--- Start of EXERCISE MATERIAL ---

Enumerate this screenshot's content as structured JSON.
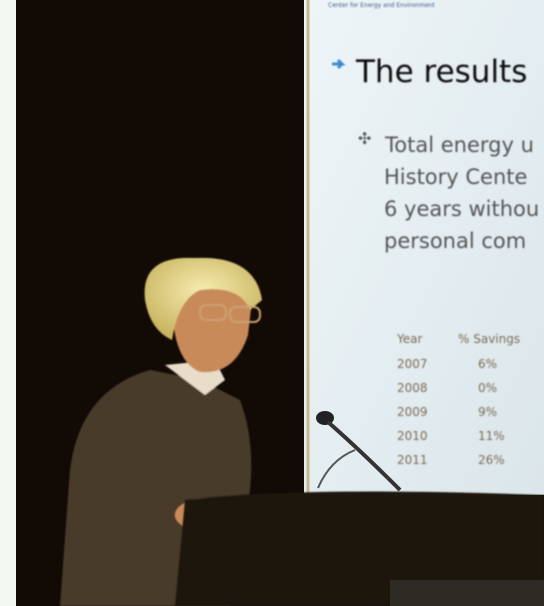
{
  "slide": {
    "header": "Center for Energy and Environment",
    "title": "The results",
    "bullet_lines": [
      "Total energy u",
      "History Cente",
      "6 years withou",
      "personal com"
    ],
    "table": {
      "header": [
        "Year",
        "% Savings"
      ],
      "rows": [
        [
          "2007",
          "6%"
        ],
        [
          "2008",
          "0%"
        ],
        [
          "2009",
          "9%"
        ],
        [
          "2010",
          "11%"
        ],
        [
          "2011",
          "26%"
        ]
      ]
    }
  }
}
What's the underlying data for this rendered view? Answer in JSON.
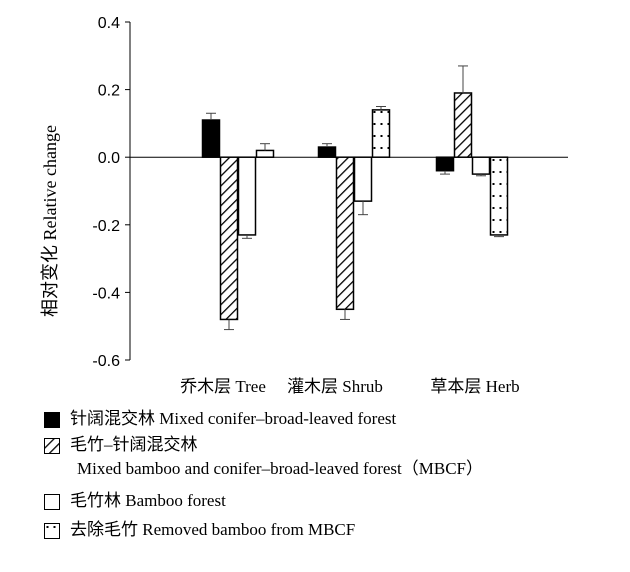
{
  "chart_data": {
    "type": "bar",
    "ylabel": "相对变化  Relative change",
    "xlabel": "",
    "ylim": [
      -0.6,
      0.4
    ],
    "yticks": [
      "0.4",
      "0.2",
      "0.0",
      "-0.2",
      "-0.4",
      "-0.6"
    ],
    "categories": [
      "乔木层 Tree",
      "灌木层 Shrub",
      "草本层 Herb"
    ],
    "series": [
      {
        "name": "针阔混交林 Mixed conifer–broad-leaved forest",
        "pattern": "solid-black",
        "values": [
          0.11,
          0.03,
          -0.04
        ],
        "errors": [
          0.02,
          0.01,
          0.01
        ]
      },
      {
        "name": "毛竹–针阔混交林 Mixed bamboo and conifer–broad-leaved forest (MBCF)",
        "pattern": "hatch",
        "values": [
          -0.48,
          -0.45,
          0.19
        ],
        "errors": [
          0.03,
          0.03,
          0.08
        ]
      },
      {
        "name": "毛竹林 Bamboo  forest",
        "pattern": "white",
        "values": [
          -0.23,
          -0.13,
          -0.05
        ],
        "errors": [
          0.01,
          0.04,
          0.005
        ]
      },
      {
        "name": "去除毛竹 Removed bamboo from MBCF",
        "pattern": "dots",
        "values": [
          0.02,
          0.14,
          -0.23
        ],
        "errors": [
          0.02,
          0.01,
          0.005
        ]
      }
    ],
    "legend_position": "bottom",
    "grid": false
  },
  "legend": {
    "item1": "针阔混交林 Mixed conifer–broad-leaved forest",
    "item2_line1": "毛竹–针阔混交林",
    "item2_line2": "Mixed bamboo and conifer–broad-leaved forest（MBCF）",
    "item3": "毛竹林 Bamboo  forest",
    "item4": "去除毛竹 Removed bamboo from MBCF"
  }
}
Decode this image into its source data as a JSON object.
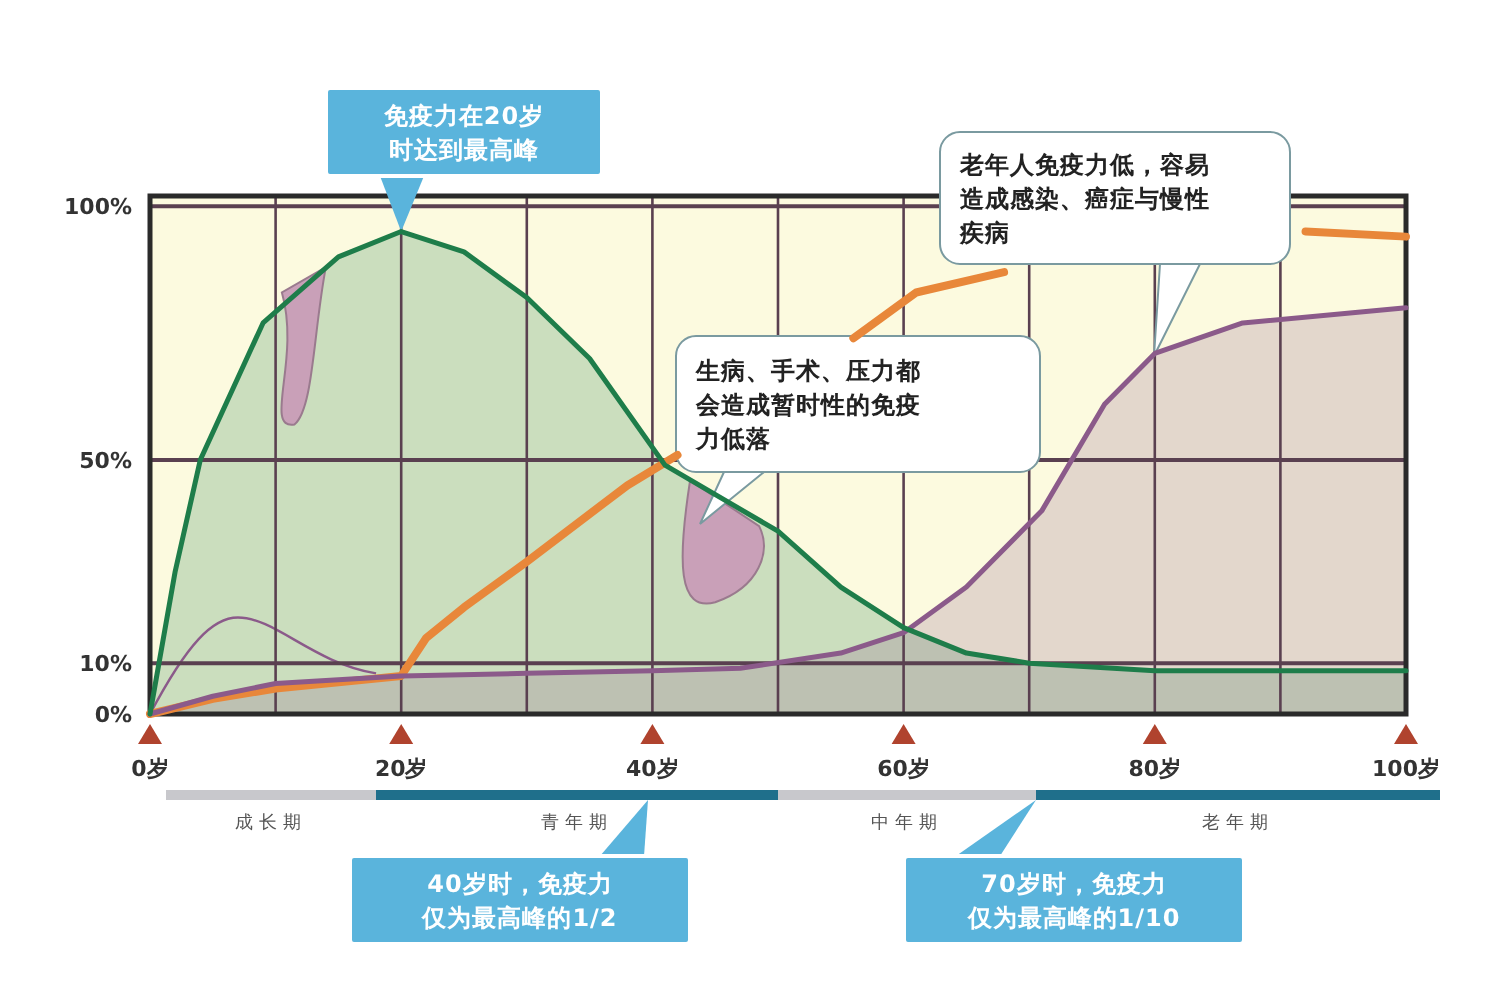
{
  "chart_data": {
    "type": "line",
    "xlim": [
      0,
      100
    ],
    "ylim": [
      0,
      102
    ],
    "xticks": [
      {
        "value": 0,
        "label": "0岁"
      },
      {
        "value": 10,
        "label": null
      },
      {
        "value": 20,
        "label": "20岁"
      },
      {
        "value": 30,
        "label": null
      },
      {
        "value": 40,
        "label": "40岁"
      },
      {
        "value": 50,
        "label": null
      },
      {
        "value": 60,
        "label": "60岁"
      },
      {
        "value": 70,
        "label": null
      },
      {
        "value": 80,
        "label": "80岁"
      },
      {
        "value": 90,
        "label": null
      },
      {
        "value": 100,
        "label": "100岁"
      }
    ],
    "yticks": [
      {
        "value": 0,
        "label": "0%"
      },
      {
        "value": 10,
        "label": "10%"
      },
      {
        "value": 50,
        "label": "50%"
      },
      {
        "value": 100,
        "label": "100%"
      }
    ],
    "grid": true,
    "series": [
      {
        "type": "area",
        "color": "#1e7d4a",
        "x": [
          0,
          2,
          4,
          9,
          15,
          20,
          25,
          30,
          35,
          41,
          50,
          55,
          60,
          65,
          70,
          80,
          90,
          100
        ],
        "values": [
          0,
          28,
          50,
          77,
          90,
          95,
          91,
          82,
          70,
          49,
          36,
          25,
          17,
          12,
          10,
          8.5,
          8.5,
          8.5
        ]
      },
      {
        "type": "area",
        "color": "#8b5a8a",
        "x": [
          0,
          5,
          10,
          20,
          30,
          40,
          47,
          55,
          60,
          65,
          71,
          76,
          80,
          87,
          100
        ],
        "values": [
          0,
          3.5,
          6,
          7.5,
          8,
          8.5,
          9,
          12,
          16,
          25,
          40,
          61,
          71,
          77,
          80
        ]
      },
      {
        "color": "#e8873a",
        "x": [
          0,
          5,
          10,
          20,
          22,
          25,
          30,
          38,
          42,
          50,
          56,
          61,
          68,
          80,
          92,
          100
        ],
        "values": [
          0,
          3,
          5,
          7.5,
          15,
          21,
          30,
          45,
          51,
          null,
          74,
          83,
          87,
          null,
          95,
          94
        ]
      }
    ],
    "annotations": [
      "成长期",
      "青年期",
      "中年期",
      "老年期",
      {
        "text": "免疫力在20岁时达到最高峰",
        "x": 20,
        "y": 95
      },
      "生病、手术、压力都会造成暂时性的免疫力低落",
      "老年人免疫力低，容易造成感染、癌症与慢性疾病",
      "40岁时，免疫力仅为最高峰的1/2",
      "70岁时，免疫力仅为最高峰的1/10"
    ]
  }
}
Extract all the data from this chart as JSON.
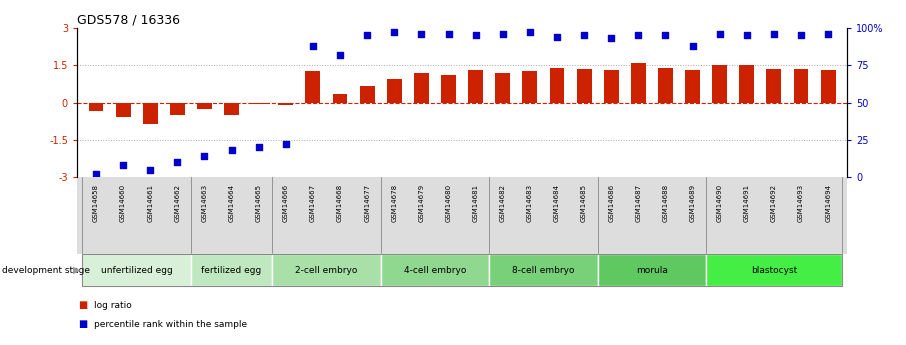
{
  "title": "GDS578 / 16336",
  "samples": [
    "GSM14658",
    "GSM14660",
    "GSM14661",
    "GSM14662",
    "GSM14663",
    "GSM14664",
    "GSM14665",
    "GSM14666",
    "GSM14667",
    "GSM14668",
    "GSM14677",
    "GSM14678",
    "GSM14679",
    "GSM14680",
    "GSM14681",
    "GSM14682",
    "GSM14683",
    "GSM14684",
    "GSM14685",
    "GSM14686",
    "GSM14687",
    "GSM14688",
    "GSM14689",
    "GSM14690",
    "GSM14691",
    "GSM14692",
    "GSM14693",
    "GSM14694"
  ],
  "log_ratio": [
    -0.35,
    -0.6,
    -0.85,
    -0.5,
    -0.25,
    -0.5,
    -0.08,
    -0.12,
    1.25,
    0.35,
    0.65,
    0.95,
    1.2,
    1.1,
    1.3,
    1.2,
    1.25,
    1.4,
    1.35,
    1.3,
    1.6,
    1.4,
    1.3,
    1.5,
    1.5,
    1.35,
    1.35,
    1.3
  ],
  "percentile_rank": [
    2,
    8,
    5,
    10,
    14,
    18,
    20,
    22,
    88,
    82,
    95,
    97,
    96,
    96,
    95,
    96,
    97,
    94,
    95,
    93,
    95,
    95,
    88,
    96,
    95,
    96,
    95,
    96
  ],
  "stages": [
    {
      "label": "unfertilized egg",
      "start": 0,
      "end": 4
    },
    {
      "label": "fertilized egg",
      "start": 4,
      "end": 7
    },
    {
      "label": "2-cell embryo",
      "start": 7,
      "end": 11
    },
    {
      "label": "4-cell embryo",
      "start": 11,
      "end": 15
    },
    {
      "label": "8-cell embryo",
      "start": 15,
      "end": 19
    },
    {
      "label": "morula",
      "start": 19,
      "end": 23
    },
    {
      "label": "blastocyst",
      "start": 23,
      "end": 28
    }
  ],
  "stage_colors": [
    "#d8f0d8",
    "#c0e8c0",
    "#a8e0a8",
    "#90d890",
    "#78d078",
    "#60c860",
    "#44ee44"
  ],
  "bar_color": "#cc2200",
  "dot_color": "#0000cc",
  "ylim_left": [
    -3,
    3
  ],
  "yticks_left": [
    -3,
    -1.5,
    0,
    1.5,
    3
  ],
  "ytick_labels_left": [
    "-3",
    "-1.5",
    "0",
    "1.5",
    "3"
  ],
  "yticks_right": [
    0,
    25,
    50,
    75,
    100
  ],
  "ytick_labels_right": [
    "0",
    "25",
    "50",
    "75",
    "100%"
  ],
  "title_fontsize": 9,
  "bar_color_left": "#cc2200",
  "dot_color_right": "#0000cc",
  "bg_color": "#ffffff",
  "legend_items": [
    "log ratio",
    "percentile rank within the sample"
  ],
  "legend_colors": [
    "#cc2200",
    "#0000cc"
  ],
  "dev_stage_label": "development stage"
}
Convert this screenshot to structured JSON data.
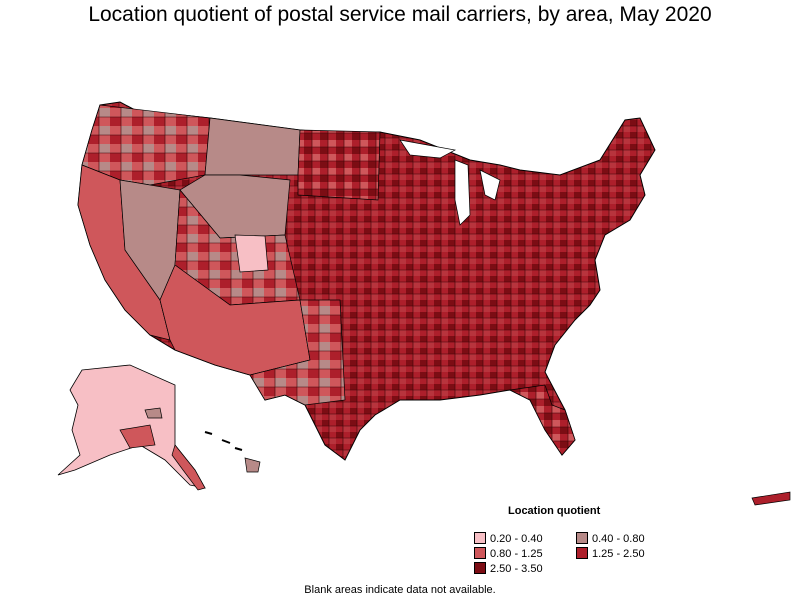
{
  "title": "Location quotient of postal service mail carriers, by area, May 2020",
  "legend": {
    "title": "Location quotient",
    "items": [
      {
        "label": "0.20 - 0.40",
        "color": "#f7bfc5"
      },
      {
        "label": "0.40 - 0.80",
        "color": "#b78a88"
      },
      {
        "label": "0.80 - 1.25",
        "color": "#cf575b"
      },
      {
        "label": "1.25 - 2.50",
        "color": "#ad1f2b"
      },
      {
        "label": "2.50 - 3.50",
        "color": "#7c0d14"
      }
    ]
  },
  "note": "Blank areas indicate data not available."
}
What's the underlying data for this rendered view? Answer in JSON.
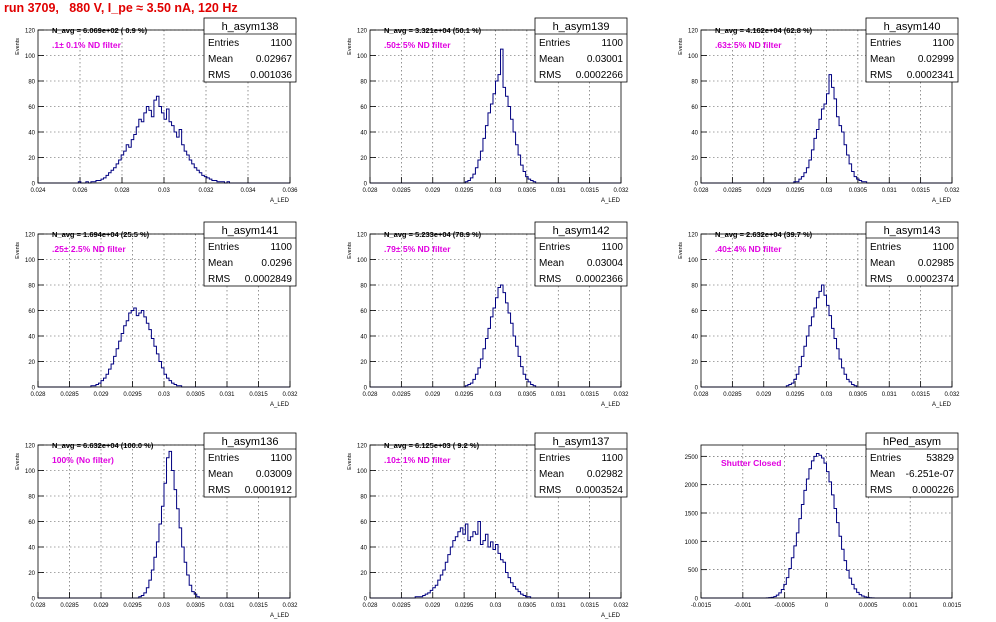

--- End of EXERCISE MATERIAL ---

_WHAT THIS TASK INVOLVES_: Collect the lines that hold "screenshot".

_SOLUTION FOR THIS TASK_:
Enumerate this screenshot's content as structured JSON.
Convert this screenshot to structured JSON data.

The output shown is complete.